EXERCISE TASK: Keep only those lines of the records that include the string "invidia".

Collection entries:
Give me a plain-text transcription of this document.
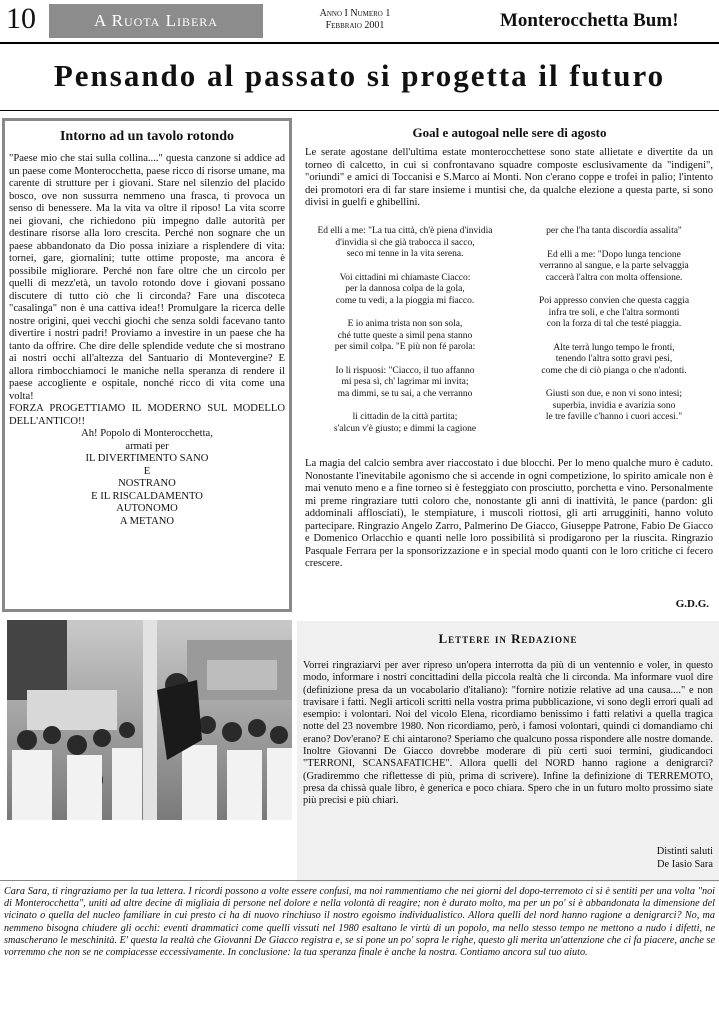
10	A Ruota Libera	Anno I Numero 1
Febbraio 2001	Monterocchetta Bum!
Pensando al passato si progetta il futuro
Intorno ad un tavolo rotondo

"Paese mio che stai sulla collina...." questa canzone si addice ad un paese come Monterocchetta, paese ricco di risorse umane, ma carente di strutture per i giovani. Stare nel silenzio del placido bosco, ove non sussurra nemmeno una frasca, ti provoca un senso di benessere. Ma la vita va oltre il riposo! La vita scorre nei giovani, che richiedono più impegno dalle autorità per destinare risorse alla loro crescita. Perché non sognare che un paese abbandonato da Dio possa iniziare a risplendere di vita: tornei, gare, giornalini; tutte ottime proposte, ma ancora è possibile migliorare. Perché non fare oltre che un circolo per quelli di mezz'età, un tavolo rotondo dove i giovani possano discutere di tutto ciò che li circonda? Fare una discoteca "casalinga" non è una cattiva idea!! Promulgare la ricerca delle nostre origini, quei vecchi giochi che senza soldi facevano tanto divertire i nostri padri! Proviamo a investire in un paese che ha tanto da offrire. Che dire delle splendide vedute che si mostrano ai nostri occhi all'altezza del Santuario di Montevergine? E allora rimbocchiamoci le maniche nella speranza di rendere il paese accogliente e ospitale, nonché ricco di vita come una volta!

FORZA PROGETTIAMO IL MODERNO SUL MODELLO DELL'ANTICO!!

Ah! Popolo di Monterocchetta,
armati per
IL DIVERTIMENTO SANO
E
NOSTRANO
E IL RISCALDAMENTO
AUTONOMO
A METANO
Goal e autogoal nelle sere di agosto
Le serate agostane dell'ultima estate monterocchettese sono state allietate e divertite da un torneo di calcetto, in cui si confrontavano squadre composte esclusivamente da "indigeni", "oriundi" e amici di Toccanisi e S.Marco ai Monti. Non c'erano coppe e trofei in palio; l'intento dei promotori era di far stare insieme i muntisi che, da qualche elezione a questa parte, si sono divisi in guelfi e ghibellini.
Ed elli a me: "La tua città, ch'è piena d'invidia
d'invidia sì che già trabocca il sacco,
seco mi tenne in la vita serena.
Voi cittadini mi chiamaste Ciacco:
per la dannosa colpa de la gola,
come tu vedi, a la pioggia mi fiacco.
E io anima trista non son sola,
ché tutte queste a simil pena stanno
per simil colpa. "E più non fé parola:
Io li rispuosi: "Ciacco, il tuo affanno
mi pesa sì, ch' lagrimar mi invita;
ma dimmi, se tu sai, a che verranno
li cittadin de la città partita;
s'alcun v'è giusto; e dimmi la cagione
per che l'ha tanta discordia assalita"
Ed elli a me: "Dopo lunga tencione
verranno al sangue, e la parte selvaggia
caccerà l'altra con molta offensione.
Poi appresso convien che questa caggia
infra tre soli, e che l'altra sormonti
con la forza di tal che testé piaggia.
Alte terrà lungo tempo le fronti,
tenendo l'altra sotto gravi pesi,
come che di ciò pianga o che n'adonti.
Giusti son due, e non vi sono intesi;
superbia, invidia e avarizia sono
le tre faville c'hanno i cuori accesi."
La magia del calcio sembra aver riaccostato i due blocchi. Per lo meno qualche muro è caduto. Nonostante l'inevitabile agonismo che si accende in ogni competizione, lo spirito amicale non è mai venuto meno e a fine torneo si è festeggiato con prosciutto, porchetta e vino. Personalmente mi preme ringraziare tutti coloro che, nonostante gli anni di inattività, le pance (pardon: gli addominali afflosciati), le stempiature, i muscoli riottosi, gli arti arrugginiti, hanno voluto partecipare. Ringrazio Angelo Zarro, Palmerino De Giacco, Giuseppe Patrone, Fabio De Giacco e Domenico Orlacchio e quanti nelle loro possibilità si prodigarono per la riuscita. Ringrazio Pasquale Ferrara per la sponsorizzazione e in special modo quanti con le loro critiche ci fecero crescere.
G.D.G.
Lettere in Redazione
Vorrei ringraziarvi per aver ripreso un'opera interrotta da più di un ventennio e voler, in questo modo, informare i nostri concittadini della piccola realtà che li circonda. Ma informare vuol dire (definizione presa da un vocabolario d'italiano): "fornire notizie relative ad una causa...." e non travisare i fatti. Negli articoli scritti nella vostra prima pubblicazione, vi sono degli errori quali ad esempio: i volontari. Noi del vicolo Elena, ricordiamo benissimo i fatti relativi a quella tragica notte del 23 novembre 1980. Non ricordiamo, però, i famosi volontari, quindi ci domandiamo chi erano? Dov'erano? E chi aintarono? Speriamo che qualcuno possa rispondere alle nostre domande. Inoltre Giovanni De Giacco dovrebbe moderare di più certi suoi termini, giudicandoci "TERRONI, SCANSAFATICHE". Allora quelli del NORD hanno ragione a denigrarci? (Gradiremmo che riflettesse di più, prima di scrivere). Infine la definizione di TERREMOTO, presa da chissà quale libro, è generica e poco chiara. Spero che in un futuro molto prossimo siate più precisi e più chiari.
Distinti saluti
De Iasio Sara
Cara Sara, ti ringraziamo per la tua lettera. I ricordi possono a volte essere confusi, ma noi rammentiamo che nei giorni del dopo-terremoto ci si è sentiti per una volta "noi di Monterocchetta", uniti ad altre decine di migliaia di persone nel dolore e nella volontà di reagire; non è durato molto, ma per un po' si è abbandonata la dimensione del vicinato o quella del nucleo familiare in cui presto ci ha di nuovo rinchiuso il nostro egoismo individualistico. Allora quelli del nord hanno ragione a denigrarci? No, ma nemmeno bisogna chiudere gli occhi: eventi drammatici come quelli vissuti nel 1980 esaltano le virtù di un popolo, ma nello stesso tempo ne mettono a nudo i difetti, ne smascherano le meschinità. E' questa la realtà che Giovanni De Giacco registra e, se si pone un po' sopra le righe, questo gli merita un'attenzione che ci fa piacere, anche se vorremmo che non se ne compiacesse eccessivamente. In conclusione: la tua speranza finale è anche la nostra. Contiamo ancora sul tuo aiuto.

TASK RESPONSE:
Ed elli a me: "La tua città, ch'è piena d'invidia
d'invidia sì che già trabocca il sacco,
superbia, invidia e avarizia sono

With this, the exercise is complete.